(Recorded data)
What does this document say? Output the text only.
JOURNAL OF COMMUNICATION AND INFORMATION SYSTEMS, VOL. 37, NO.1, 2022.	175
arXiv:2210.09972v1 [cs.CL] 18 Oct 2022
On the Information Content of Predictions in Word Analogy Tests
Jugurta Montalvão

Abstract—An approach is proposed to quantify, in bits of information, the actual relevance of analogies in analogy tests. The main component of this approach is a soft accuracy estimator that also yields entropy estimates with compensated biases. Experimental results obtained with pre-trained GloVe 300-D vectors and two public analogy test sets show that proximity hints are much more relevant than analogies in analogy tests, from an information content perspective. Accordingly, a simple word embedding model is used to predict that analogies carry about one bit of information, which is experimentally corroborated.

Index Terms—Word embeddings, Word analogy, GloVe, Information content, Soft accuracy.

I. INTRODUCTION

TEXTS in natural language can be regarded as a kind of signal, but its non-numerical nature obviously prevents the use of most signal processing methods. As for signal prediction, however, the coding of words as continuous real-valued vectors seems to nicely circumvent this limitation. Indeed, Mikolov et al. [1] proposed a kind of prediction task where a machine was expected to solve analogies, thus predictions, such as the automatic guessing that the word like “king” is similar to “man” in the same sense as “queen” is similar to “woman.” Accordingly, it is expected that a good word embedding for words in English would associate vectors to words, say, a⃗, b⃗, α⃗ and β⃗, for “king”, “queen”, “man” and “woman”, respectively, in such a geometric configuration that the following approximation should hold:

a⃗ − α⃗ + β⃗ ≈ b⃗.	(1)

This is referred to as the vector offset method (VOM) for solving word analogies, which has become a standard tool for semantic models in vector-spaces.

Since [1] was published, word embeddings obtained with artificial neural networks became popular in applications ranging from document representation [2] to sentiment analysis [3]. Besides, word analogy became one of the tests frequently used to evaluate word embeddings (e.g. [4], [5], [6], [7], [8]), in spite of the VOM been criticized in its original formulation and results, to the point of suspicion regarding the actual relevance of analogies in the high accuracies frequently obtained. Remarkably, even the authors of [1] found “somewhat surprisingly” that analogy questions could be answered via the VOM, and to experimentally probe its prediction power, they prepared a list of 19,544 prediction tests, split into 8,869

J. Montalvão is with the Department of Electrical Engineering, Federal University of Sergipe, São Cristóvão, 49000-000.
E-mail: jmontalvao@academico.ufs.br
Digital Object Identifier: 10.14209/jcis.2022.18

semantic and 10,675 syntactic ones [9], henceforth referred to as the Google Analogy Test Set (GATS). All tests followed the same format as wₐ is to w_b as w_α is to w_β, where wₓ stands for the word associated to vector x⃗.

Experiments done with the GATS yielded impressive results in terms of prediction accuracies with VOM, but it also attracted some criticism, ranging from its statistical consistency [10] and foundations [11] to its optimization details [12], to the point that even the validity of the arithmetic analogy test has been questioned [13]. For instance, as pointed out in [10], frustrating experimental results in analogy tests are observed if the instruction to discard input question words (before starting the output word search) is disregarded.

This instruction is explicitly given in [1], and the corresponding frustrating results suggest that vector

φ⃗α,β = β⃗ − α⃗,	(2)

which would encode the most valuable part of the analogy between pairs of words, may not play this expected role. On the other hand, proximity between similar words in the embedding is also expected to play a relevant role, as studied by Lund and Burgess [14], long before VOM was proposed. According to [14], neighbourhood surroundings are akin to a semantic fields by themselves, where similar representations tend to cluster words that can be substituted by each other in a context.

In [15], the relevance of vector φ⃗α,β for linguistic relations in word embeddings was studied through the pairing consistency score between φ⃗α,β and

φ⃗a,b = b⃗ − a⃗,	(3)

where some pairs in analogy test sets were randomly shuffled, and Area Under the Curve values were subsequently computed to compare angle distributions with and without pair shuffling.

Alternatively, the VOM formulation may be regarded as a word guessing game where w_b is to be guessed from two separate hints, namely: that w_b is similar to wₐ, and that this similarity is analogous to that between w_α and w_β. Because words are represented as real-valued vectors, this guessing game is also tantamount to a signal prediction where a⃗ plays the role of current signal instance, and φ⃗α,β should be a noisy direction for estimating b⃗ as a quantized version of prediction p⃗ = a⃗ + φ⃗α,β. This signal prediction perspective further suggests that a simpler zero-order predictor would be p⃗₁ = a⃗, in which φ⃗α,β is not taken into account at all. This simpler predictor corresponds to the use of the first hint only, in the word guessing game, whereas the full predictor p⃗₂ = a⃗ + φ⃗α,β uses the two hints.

# TO DO
Copy every line that includes the string "Montalvão" from the material above.

# RIGHT ANSWER
Jugurta Montalvão
J. Montalvão is with the Department of Electrical Engineering, Federal University of Sergipe, São Cristóvão, 49000-000.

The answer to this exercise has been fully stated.